◆ **The request**
Using the records below, give the number of lines where the word "hint" appears, with no further output.

◆ **Record extracts**

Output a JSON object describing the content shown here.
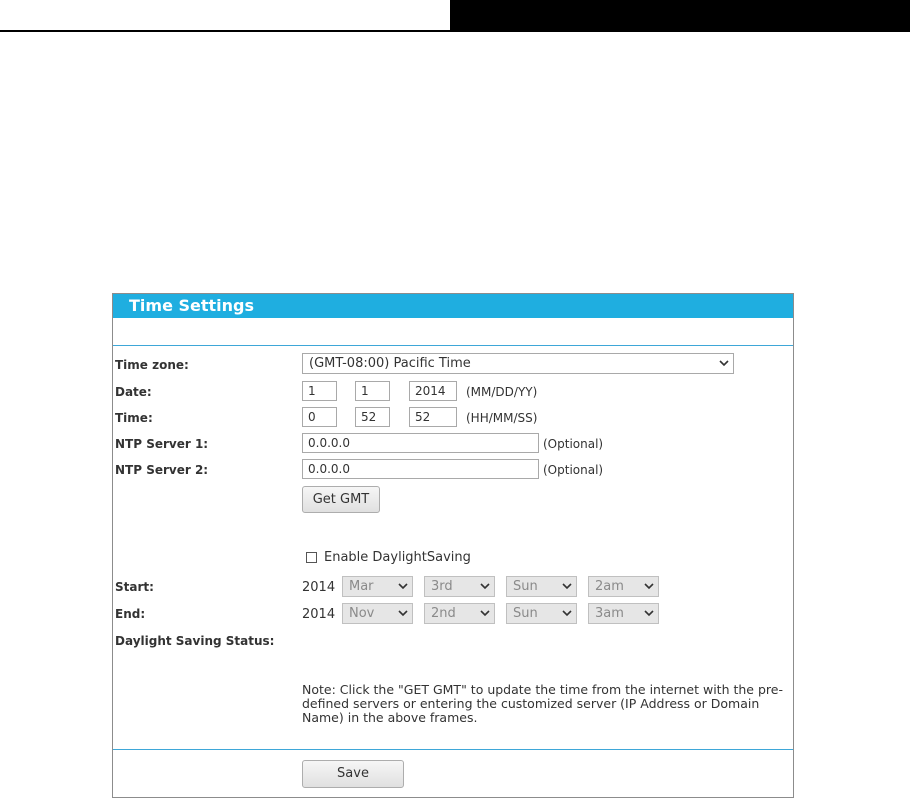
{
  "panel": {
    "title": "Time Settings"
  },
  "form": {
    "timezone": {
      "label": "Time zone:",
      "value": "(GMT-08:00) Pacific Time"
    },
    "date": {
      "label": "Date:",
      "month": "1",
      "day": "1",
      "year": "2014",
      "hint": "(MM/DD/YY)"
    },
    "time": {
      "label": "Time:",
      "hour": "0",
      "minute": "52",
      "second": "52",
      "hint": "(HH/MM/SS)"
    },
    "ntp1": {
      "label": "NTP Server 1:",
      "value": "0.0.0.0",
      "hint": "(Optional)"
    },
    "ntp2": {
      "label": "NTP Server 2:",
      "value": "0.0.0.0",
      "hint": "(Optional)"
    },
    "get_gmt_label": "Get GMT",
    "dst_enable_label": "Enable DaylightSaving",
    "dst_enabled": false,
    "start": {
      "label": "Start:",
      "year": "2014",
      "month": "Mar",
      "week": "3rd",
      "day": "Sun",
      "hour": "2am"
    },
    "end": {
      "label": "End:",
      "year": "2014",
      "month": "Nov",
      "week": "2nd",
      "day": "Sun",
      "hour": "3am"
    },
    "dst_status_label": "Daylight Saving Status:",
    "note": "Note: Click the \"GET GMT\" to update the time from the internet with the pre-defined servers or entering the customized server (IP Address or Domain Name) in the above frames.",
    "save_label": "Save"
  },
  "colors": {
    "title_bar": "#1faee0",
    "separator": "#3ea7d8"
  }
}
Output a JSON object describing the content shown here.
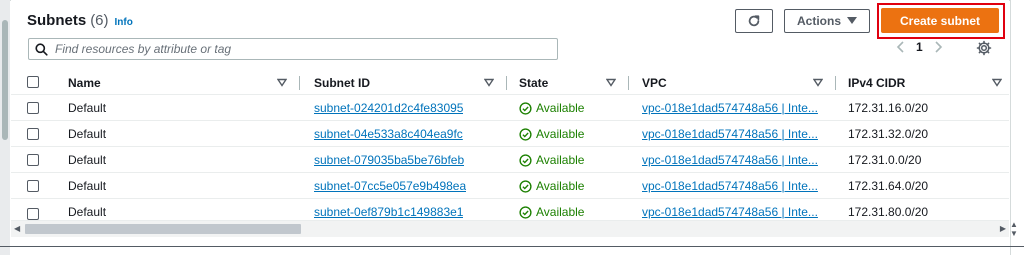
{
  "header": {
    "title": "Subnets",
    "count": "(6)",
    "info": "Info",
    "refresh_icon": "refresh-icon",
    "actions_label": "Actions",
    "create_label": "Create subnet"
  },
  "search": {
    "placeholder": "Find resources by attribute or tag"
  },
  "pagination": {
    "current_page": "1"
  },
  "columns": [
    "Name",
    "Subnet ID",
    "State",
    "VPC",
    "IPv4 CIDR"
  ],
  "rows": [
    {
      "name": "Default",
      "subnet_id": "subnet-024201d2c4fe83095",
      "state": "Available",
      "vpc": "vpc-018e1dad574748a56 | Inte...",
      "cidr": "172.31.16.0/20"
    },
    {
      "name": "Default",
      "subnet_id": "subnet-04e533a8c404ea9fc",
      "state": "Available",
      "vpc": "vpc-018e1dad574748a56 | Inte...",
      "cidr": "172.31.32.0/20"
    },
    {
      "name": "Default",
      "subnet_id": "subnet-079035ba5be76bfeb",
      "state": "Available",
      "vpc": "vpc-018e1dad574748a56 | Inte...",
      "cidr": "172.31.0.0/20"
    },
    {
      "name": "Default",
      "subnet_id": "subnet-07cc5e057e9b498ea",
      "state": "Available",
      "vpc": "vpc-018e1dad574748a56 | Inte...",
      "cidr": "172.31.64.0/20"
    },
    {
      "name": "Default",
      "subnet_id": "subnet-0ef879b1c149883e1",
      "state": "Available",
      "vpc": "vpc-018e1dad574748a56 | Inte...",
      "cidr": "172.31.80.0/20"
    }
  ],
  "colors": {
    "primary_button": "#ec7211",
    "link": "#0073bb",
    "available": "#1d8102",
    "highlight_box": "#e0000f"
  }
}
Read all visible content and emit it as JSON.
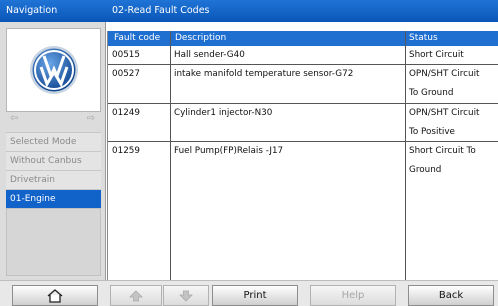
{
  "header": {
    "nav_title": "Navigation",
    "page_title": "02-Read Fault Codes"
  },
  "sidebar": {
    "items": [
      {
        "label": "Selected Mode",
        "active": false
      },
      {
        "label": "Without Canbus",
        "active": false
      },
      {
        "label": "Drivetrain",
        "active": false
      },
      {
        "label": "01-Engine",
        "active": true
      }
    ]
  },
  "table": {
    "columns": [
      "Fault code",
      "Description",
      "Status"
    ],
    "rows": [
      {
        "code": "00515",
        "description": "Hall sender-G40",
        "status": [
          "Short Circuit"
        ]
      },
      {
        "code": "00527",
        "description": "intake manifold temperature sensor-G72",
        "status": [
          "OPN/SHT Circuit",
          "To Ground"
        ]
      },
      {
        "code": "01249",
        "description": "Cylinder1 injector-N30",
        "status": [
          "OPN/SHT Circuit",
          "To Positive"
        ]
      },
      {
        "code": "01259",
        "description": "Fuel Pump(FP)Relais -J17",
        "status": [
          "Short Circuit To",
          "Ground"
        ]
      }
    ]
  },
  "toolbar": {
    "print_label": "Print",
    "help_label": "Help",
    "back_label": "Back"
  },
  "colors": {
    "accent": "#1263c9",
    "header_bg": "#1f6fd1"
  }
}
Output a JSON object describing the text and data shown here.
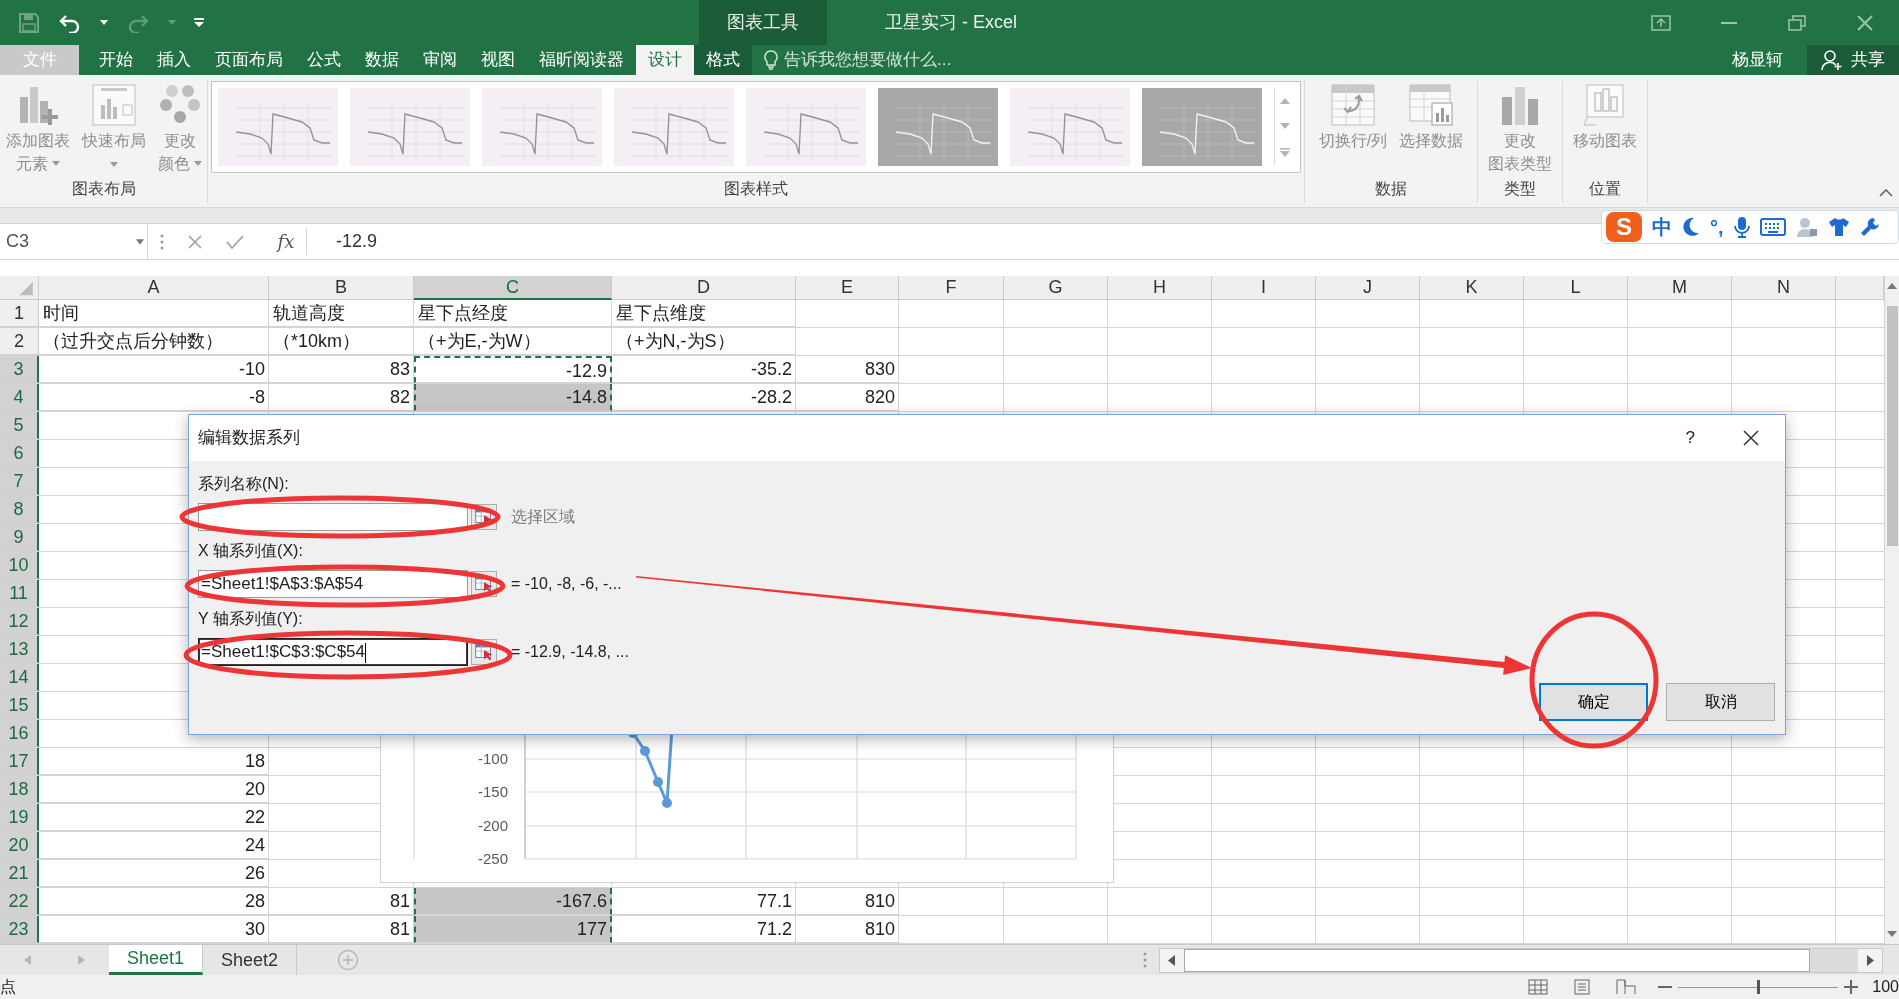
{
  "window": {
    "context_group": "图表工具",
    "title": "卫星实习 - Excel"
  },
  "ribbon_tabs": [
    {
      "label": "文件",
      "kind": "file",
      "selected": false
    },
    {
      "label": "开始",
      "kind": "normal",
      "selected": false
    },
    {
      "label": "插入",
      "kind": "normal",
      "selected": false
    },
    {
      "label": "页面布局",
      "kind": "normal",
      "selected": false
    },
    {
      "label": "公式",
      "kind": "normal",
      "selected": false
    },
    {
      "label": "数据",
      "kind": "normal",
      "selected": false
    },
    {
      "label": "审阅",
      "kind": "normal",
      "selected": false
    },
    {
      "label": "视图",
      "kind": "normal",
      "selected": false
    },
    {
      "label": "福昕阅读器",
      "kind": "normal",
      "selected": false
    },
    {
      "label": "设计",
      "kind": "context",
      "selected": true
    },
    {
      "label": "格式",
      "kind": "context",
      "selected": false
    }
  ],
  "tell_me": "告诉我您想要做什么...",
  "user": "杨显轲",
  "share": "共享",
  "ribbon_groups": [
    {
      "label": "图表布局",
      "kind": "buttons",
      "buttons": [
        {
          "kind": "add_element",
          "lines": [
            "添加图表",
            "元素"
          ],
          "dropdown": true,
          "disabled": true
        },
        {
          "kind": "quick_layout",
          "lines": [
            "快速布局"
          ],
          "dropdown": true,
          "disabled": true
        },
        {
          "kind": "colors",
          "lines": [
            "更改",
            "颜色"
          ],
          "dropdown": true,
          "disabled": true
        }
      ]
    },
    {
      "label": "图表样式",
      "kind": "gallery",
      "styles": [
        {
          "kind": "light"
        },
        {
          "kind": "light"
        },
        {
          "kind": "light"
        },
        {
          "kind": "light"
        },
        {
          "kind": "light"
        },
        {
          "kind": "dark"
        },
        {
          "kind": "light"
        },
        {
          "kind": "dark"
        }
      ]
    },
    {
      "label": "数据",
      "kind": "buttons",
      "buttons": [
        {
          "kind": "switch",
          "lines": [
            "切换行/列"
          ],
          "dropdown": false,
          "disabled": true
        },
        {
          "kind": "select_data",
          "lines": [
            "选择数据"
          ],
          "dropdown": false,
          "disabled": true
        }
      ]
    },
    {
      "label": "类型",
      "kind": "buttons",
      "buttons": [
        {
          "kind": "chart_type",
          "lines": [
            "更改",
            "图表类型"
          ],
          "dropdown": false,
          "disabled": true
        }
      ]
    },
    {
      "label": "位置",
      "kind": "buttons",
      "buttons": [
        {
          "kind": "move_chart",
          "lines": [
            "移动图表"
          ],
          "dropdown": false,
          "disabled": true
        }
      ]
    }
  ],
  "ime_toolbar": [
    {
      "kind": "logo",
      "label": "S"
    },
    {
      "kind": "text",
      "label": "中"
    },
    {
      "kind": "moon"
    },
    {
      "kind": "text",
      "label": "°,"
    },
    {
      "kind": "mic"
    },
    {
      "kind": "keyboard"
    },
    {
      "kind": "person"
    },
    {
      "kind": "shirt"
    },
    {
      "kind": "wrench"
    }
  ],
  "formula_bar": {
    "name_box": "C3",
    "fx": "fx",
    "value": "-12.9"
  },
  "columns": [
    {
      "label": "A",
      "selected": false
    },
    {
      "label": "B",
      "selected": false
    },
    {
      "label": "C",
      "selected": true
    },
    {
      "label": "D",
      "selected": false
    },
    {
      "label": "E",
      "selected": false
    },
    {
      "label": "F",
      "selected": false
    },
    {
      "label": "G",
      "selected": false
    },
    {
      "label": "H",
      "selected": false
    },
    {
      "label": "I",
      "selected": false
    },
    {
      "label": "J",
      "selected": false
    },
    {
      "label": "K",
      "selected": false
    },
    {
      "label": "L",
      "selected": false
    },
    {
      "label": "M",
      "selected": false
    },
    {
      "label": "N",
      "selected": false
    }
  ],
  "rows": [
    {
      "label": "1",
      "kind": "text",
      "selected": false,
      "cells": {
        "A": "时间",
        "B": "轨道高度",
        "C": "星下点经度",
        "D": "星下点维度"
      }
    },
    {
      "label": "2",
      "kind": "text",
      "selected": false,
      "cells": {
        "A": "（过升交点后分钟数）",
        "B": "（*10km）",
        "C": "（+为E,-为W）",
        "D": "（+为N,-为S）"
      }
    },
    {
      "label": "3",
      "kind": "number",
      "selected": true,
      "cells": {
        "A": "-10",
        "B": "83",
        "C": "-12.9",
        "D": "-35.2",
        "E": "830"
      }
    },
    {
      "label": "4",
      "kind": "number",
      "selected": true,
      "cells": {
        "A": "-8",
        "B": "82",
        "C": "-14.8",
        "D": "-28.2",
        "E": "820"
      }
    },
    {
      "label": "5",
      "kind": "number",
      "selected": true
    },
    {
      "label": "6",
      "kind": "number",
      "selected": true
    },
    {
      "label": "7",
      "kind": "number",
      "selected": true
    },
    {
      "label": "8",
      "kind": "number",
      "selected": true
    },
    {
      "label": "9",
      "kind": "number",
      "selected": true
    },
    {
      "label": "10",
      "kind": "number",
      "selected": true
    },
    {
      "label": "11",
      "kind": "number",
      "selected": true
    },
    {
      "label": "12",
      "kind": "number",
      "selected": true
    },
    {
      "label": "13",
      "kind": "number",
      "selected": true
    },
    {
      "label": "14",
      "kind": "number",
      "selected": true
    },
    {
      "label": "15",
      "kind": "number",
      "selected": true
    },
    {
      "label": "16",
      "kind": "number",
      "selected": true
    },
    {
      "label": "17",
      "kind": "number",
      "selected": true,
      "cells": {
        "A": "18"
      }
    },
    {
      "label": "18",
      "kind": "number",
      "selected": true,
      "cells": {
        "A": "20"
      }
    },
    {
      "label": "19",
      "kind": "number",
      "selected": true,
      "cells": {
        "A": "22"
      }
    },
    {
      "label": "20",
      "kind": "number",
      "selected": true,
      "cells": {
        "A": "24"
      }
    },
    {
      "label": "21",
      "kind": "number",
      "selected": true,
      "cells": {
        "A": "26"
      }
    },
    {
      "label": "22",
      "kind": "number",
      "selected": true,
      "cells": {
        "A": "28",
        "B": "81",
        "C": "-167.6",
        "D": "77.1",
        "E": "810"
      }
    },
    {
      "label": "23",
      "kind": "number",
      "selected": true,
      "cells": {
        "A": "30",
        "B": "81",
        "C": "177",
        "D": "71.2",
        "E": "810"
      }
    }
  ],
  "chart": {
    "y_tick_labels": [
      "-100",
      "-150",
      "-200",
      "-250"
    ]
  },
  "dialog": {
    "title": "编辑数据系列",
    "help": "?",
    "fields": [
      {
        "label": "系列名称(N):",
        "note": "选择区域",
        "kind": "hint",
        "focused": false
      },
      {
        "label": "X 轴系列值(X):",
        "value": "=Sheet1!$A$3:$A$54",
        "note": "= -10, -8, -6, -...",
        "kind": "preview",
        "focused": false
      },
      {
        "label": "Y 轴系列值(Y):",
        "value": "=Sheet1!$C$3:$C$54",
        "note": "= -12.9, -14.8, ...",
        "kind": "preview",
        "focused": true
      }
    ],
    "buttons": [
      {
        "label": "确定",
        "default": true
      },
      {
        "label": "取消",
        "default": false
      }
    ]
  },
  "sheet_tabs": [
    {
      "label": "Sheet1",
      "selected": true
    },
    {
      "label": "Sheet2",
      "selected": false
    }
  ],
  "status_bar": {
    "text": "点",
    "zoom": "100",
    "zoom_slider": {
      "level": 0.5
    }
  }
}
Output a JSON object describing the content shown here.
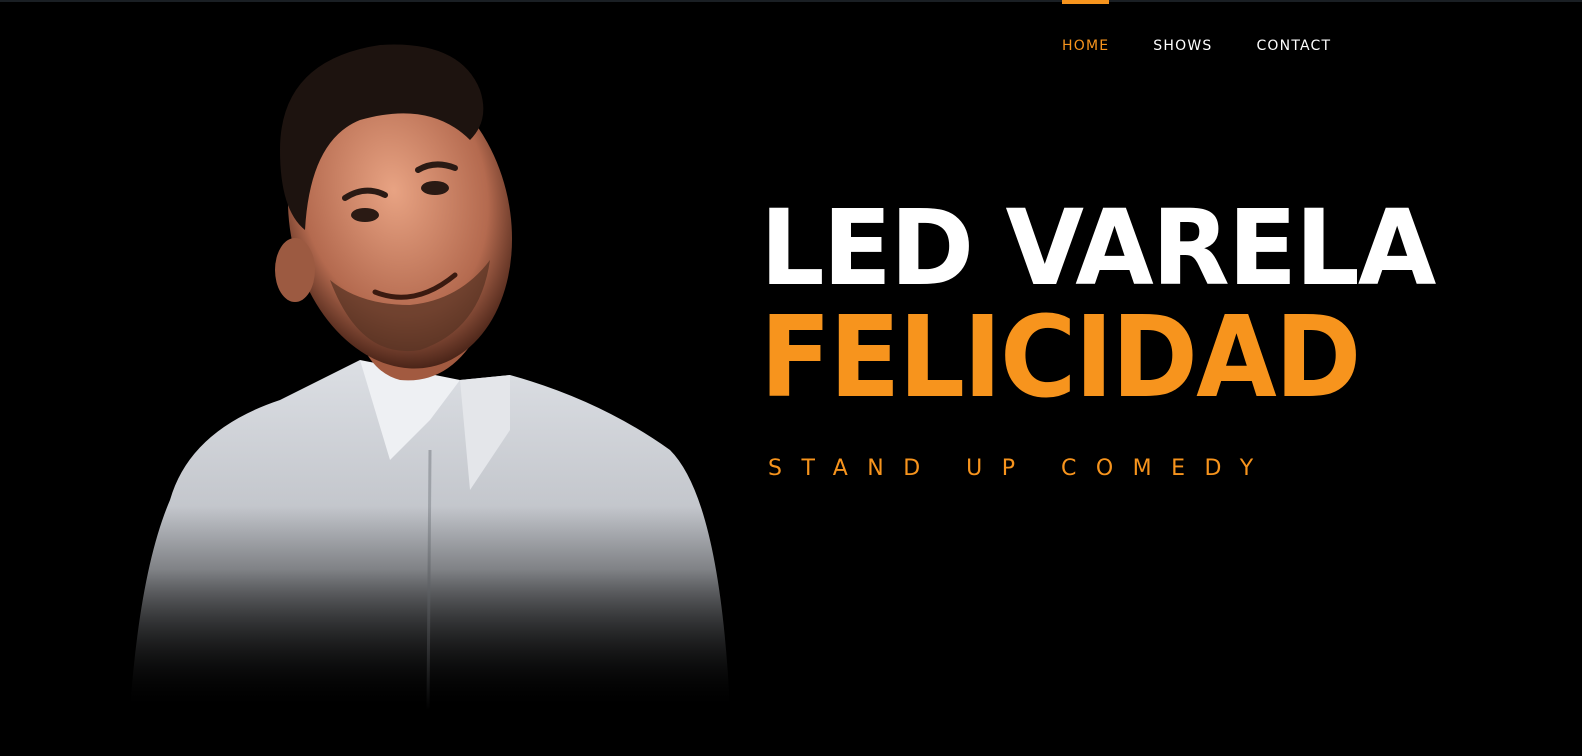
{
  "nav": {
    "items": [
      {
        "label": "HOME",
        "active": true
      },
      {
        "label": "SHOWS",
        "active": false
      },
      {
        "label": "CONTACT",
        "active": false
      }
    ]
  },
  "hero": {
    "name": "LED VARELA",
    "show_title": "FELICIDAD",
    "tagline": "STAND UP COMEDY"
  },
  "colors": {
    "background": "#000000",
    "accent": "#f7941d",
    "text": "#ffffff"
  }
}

◆ **Answer to this exercise**
5